• [TASK TO COMPLETE]:
Can you restate the records below word for word?

(Collected data)

□ □ □

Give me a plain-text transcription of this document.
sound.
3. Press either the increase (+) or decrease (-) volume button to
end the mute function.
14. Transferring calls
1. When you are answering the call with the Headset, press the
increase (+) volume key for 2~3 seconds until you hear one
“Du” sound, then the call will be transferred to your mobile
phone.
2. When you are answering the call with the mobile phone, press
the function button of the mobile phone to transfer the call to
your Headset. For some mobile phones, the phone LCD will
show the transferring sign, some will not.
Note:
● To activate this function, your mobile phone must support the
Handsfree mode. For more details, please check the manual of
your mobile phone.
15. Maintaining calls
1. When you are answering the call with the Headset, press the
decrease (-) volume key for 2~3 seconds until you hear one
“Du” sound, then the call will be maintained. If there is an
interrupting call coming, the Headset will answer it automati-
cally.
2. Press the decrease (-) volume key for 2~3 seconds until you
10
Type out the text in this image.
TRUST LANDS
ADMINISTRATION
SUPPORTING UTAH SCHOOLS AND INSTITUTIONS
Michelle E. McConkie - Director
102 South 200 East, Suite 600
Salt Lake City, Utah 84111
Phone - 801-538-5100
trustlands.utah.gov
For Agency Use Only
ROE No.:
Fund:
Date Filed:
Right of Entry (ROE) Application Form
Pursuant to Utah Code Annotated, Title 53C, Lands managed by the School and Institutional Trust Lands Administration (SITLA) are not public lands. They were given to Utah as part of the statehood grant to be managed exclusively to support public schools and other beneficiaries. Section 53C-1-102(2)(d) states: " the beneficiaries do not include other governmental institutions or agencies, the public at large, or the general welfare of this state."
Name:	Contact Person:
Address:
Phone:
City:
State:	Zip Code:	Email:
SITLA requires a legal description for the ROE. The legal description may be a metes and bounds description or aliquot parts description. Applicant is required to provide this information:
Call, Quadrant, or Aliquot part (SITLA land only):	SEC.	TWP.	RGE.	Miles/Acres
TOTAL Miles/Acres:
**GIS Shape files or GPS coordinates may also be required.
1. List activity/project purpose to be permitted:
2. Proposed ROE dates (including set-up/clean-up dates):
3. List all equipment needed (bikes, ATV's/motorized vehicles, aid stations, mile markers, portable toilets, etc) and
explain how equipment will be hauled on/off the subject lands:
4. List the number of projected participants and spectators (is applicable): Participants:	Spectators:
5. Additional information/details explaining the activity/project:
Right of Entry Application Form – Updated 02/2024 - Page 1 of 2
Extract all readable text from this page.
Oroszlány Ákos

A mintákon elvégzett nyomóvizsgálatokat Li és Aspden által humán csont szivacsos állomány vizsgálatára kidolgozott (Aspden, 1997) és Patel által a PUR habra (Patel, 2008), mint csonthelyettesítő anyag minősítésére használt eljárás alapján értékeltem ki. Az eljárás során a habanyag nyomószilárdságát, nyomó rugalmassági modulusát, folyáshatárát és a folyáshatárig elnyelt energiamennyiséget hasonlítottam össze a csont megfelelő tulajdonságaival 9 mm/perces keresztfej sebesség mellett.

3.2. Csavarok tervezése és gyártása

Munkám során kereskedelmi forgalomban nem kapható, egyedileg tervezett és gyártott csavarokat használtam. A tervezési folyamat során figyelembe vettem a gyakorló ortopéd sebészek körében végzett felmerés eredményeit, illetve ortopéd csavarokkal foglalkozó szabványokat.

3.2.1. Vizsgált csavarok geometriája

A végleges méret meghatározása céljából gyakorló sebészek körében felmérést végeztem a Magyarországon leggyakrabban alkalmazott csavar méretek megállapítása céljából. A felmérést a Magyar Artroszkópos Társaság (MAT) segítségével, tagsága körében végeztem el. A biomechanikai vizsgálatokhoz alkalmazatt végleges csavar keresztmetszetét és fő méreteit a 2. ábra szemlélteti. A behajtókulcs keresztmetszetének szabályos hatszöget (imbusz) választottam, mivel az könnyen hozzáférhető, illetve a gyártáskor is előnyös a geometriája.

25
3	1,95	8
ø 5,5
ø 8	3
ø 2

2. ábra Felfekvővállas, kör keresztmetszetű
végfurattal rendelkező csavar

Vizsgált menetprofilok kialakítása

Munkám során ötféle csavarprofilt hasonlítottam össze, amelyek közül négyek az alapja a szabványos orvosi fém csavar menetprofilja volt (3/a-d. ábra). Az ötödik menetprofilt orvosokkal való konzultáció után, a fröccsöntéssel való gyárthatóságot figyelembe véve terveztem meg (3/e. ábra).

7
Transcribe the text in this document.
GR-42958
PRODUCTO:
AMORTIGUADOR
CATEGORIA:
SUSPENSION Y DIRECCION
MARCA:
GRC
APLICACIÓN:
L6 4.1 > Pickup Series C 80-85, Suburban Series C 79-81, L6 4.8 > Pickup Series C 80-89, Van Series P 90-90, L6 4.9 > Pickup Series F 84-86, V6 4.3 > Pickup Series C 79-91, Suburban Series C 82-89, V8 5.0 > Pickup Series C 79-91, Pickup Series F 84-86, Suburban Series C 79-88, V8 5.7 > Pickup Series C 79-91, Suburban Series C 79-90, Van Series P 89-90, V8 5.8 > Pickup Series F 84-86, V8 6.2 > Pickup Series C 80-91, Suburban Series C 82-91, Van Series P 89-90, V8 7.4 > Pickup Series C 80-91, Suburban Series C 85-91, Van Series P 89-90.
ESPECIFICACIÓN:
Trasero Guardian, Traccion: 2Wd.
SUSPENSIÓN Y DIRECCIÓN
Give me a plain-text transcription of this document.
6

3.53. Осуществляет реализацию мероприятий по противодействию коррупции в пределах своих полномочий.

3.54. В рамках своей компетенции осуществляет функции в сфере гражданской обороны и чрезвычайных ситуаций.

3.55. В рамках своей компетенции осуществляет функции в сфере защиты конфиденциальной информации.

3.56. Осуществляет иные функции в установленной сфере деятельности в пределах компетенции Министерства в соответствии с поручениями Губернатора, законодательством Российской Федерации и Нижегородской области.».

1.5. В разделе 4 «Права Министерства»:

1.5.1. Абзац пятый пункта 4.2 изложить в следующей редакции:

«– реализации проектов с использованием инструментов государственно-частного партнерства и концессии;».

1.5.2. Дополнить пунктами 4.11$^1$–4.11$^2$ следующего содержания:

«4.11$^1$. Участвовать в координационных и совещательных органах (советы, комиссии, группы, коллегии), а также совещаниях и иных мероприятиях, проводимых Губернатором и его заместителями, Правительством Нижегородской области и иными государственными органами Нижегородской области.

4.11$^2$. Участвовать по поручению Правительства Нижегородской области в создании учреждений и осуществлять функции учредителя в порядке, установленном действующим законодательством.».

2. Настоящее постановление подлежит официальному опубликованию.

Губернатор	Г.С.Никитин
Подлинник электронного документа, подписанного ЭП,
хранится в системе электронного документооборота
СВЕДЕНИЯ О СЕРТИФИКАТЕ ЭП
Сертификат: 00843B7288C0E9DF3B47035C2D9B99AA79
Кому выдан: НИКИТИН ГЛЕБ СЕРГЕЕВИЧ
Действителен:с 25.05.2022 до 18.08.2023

□ □ □

• [RESULT OF THIS TASK]:
Give me a plain-text transcription of this document.
sound.
3. Press either the increase (+) or decrease (-) volume button to
end the mute function.
14. Transferring calls
1. When you are answering the call with the Headset, press the
increase (+) volume key for 2~3 seconds until you hear one
“Du” sound, then the call will be transferred to your mobile
phone.
2. When you are answering the call with the mobile phone, press
the function button of the mobile phone to transfer the call to
your Headset. For some mobile phones, the phone LCD will
show the transferring sign, some will not.
Note:
● To activate this function, your mobile phone must support the
Handsfree mode. For more details, please check the manual of
your mobile phone.
15. Maintaining calls
1. When you are answering the call with the Headset, press the
decrease (-) volume key for 2~3 seconds until you hear one
“Du” sound, then the call will be maintained. If there is an
interrupting call coming, the Headset will answer it automati-
cally.
2. Press the decrease (-) volume key for 2~3 seconds until you
10
Type out the text in this image.
TRUST LANDS
ADMINISTRATION
SUPPORTING UTAH SCHOOLS AND INSTITUTIONS
Michelle E. McConkie - Director
102 South 200 East, Suite 600
Salt Lake City, Utah 84111
Phone - 801-538-5100
trustlands.utah.gov
For Agency Use Only
ROE No.:
Fund:
Date Filed:
Right of Entry (ROE) Application Form
Pursuant to Utah Code Annotated, Title 53C, Lands managed by the School and Institutional Trust Lands Administration (SITLA) are not public lands. They were given to Utah as part of the statehood grant to be managed exclusively to support public schools and other beneficiaries. Section 53C-1-102(2)(d) states: " the beneficiaries do not include other governmental institutions or agencies, the public at large, or the general welfare of this state."
Name:	Contact Person:
Address:
Phone:
City:
State:	Zip Code:	Email:
SITLA requires a legal description for the ROE. The legal description may be a metes and bounds description or aliquot parts description. Applicant is required to provide this information:
Call, Quadrant, or Aliquot part (SITLA land only):	SEC.	TWP.	RGE.	Miles/Acres
TOTAL Miles/Acres:
**GIS Shape files or GPS coordinates may also be required.
1. List activity/project purpose to be permitted:
2. Proposed ROE dates (including set-up/clean-up dates):
3. List all equipment needed (bikes, ATV's/motorized vehicles, aid stations, mile markers, portable toilets, etc) and
explain how equipment will be hauled on/off the subject lands:
4. List the number of projected participants and spectators (is applicable): Participants:	Spectators:
5. Additional information/details explaining the activity/project:
Right of Entry Application Form – Updated 02/2024 - Page 1 of 2
Extract all readable text from this page.
Oroszlány Ákos

A mintákon elvégzett nyomóvizsgálatokat Li és Aspden által humán csont szivacsos állomány vizsgálatára kidolgozott (Aspden, 1997) és Patel által a PUR habra (Patel, 2008), mint csonthelyettesítő anyag minősítésére használt eljárás alapján értékeltem ki. Az eljárás során a habanyag nyomószilárdságát, nyomó rugalmassági modulusát, folyáshatárát és a folyáshatárig elnyelt energiamennyiséget hasonlítottam össze a csont megfelelő tulajdonságaival 9 mm/perces keresztfej sebesség mellett.

3.2. Csavarok tervezése és gyártása

Munkám során kereskedelmi forgalomban nem kapható, egyedileg tervezett és gyártott csavarokat használtam. A tervezési folyamat során figyelembe vettem a gyakorló ortopéd sebészek körében végzett felmerés eredményeit, illetve ortopéd csavarokkal foglalkozó szabványokat.

3.2.1. Vizsgált csavarok geometriája

A végleges méret meghatározása céljából gyakorló sebészek körében felmérést végeztem a Magyarországon leggyakrabban alkalmazott csavar méretek megállapítása céljából. A felmérést a Magyar Artroszkópos Társaság (MAT) segítségével, tagsága körében végeztem el. A biomechanikai vizsgálatokhoz alkalmazatt végleges csavar keresztmetszetét és fő méreteit a 2. ábra szemlélteti. A behajtókulcs keresztmetszetének szabályos hatszöget (imbusz) választottam, mivel az könnyen hozzáférhető, illetve a gyártáskor is előnyös a geometriája.

25
3	1,95	8
ø 5,5
ø 8	3
ø 2

2. ábra Felfekvővállas, kör keresztmetszetű
végfurattal rendelkező csavar

Vizsgált menetprofilok kialakítása

Munkám során ötféle csavarprofilt hasonlítottam össze, amelyek közül négyek az alapja a szabványos orvosi fém csavar menetprofilja volt (3/a-d. ábra). Az ötödik menetprofilt orvosokkal való konzultáció után, a fröccsöntéssel való gyárthatóságot figyelembe véve terveztem meg (3/e. ábra).

7
Transcribe the text in this document.
GR-42958
PRODUCTO:
AMORTIGUADOR
CATEGORIA:
SUSPENSION Y DIRECCION
MARCA:
GRC
APLICACIÓN:
L6 4.1 > Pickup Series C 80-85, Suburban Series C 79-81, L6 4.8 > Pickup Series C 80-89, Van Series P 90-90, L6 4.9 > Pickup Series F 84-86, V6 4.3 > Pickup Series C 79-91, Suburban Series C 82-89, V8 5.0 > Pickup Series C 79-91, Pickup Series F 84-86, Suburban Series C 79-88, V8 5.7 > Pickup Series C 79-91, Suburban Series C 79-90, Van Series P 89-90, V8 5.8 > Pickup Series F 84-86, V8 6.2 > Pickup Series C 80-91, Suburban Series C 82-91, Van Series P 89-90, V8 7.4 > Pickup Series C 80-91, Suburban Series C 85-91, Van Series P 89-90.
ESPECIFICACIÓN:
Trasero Guardian, Traccion: 2Wd.
SUSPENSIÓN Y DIRECCIÓN
Give me a plain-text transcription of this document.
6

3.53. Осуществляет реализацию мероприятий по противодействию коррупции в пределах своих полномочий.

3.54. В рамках своей компетенции осуществляет функции в сфере гражданской обороны и чрезвычайных ситуаций.

3.55. В рамках своей компетенции осуществляет функции в сфере защиты конфиденциальной информации.

3.56. Осуществляет иные функции в установленной сфере деятельности в пределах компетенции Министерства в соответствии с поручениями Губернатора, законодательством Российской Федерации и Нижегородской области.».

1.5. В разделе 4 «Права Министерства»:

1.5.1. Абзац пятый пункта 4.2 изложить в следующей редакции:

«– реализации проектов с использованием инструментов государственно-частного партнерства и концессии;».

1.5.2. Дополнить пунктами 4.11$^1$–4.11$^2$ следующего содержания:

«4.11$^1$. Участвовать в координационных и совещательных органах (советы, комиссии, группы, коллегии), а также совещаниях и иных мероприятиях, проводимых Губернатором и его заместителями, Правительством Нижегородской области и иными государственными органами Нижегородской области.

4.11$^2$. Участвовать по поручению Правительства Нижегородской области в создании учреждений и осуществлять функции учредителя в порядке, установленном действующим законодательством.».

2. Настоящее постановление подлежит официальному опубликованию.

Губернатор	Г.С.Никитин
Подлинник электронного документа, подписанного ЭП,
хранится в системе электронного документооборота
СВЕДЕНИЯ О СЕРТИФИКАТЕ ЭП
Сертификат: 00843B7288C0E9DF3B47035C2D9B99AA79
Кому выдан: НИКИТИН ГЛЕБ СЕРГЕЕВИЧ
Действителен:с 25.05.2022 до 18.08.2023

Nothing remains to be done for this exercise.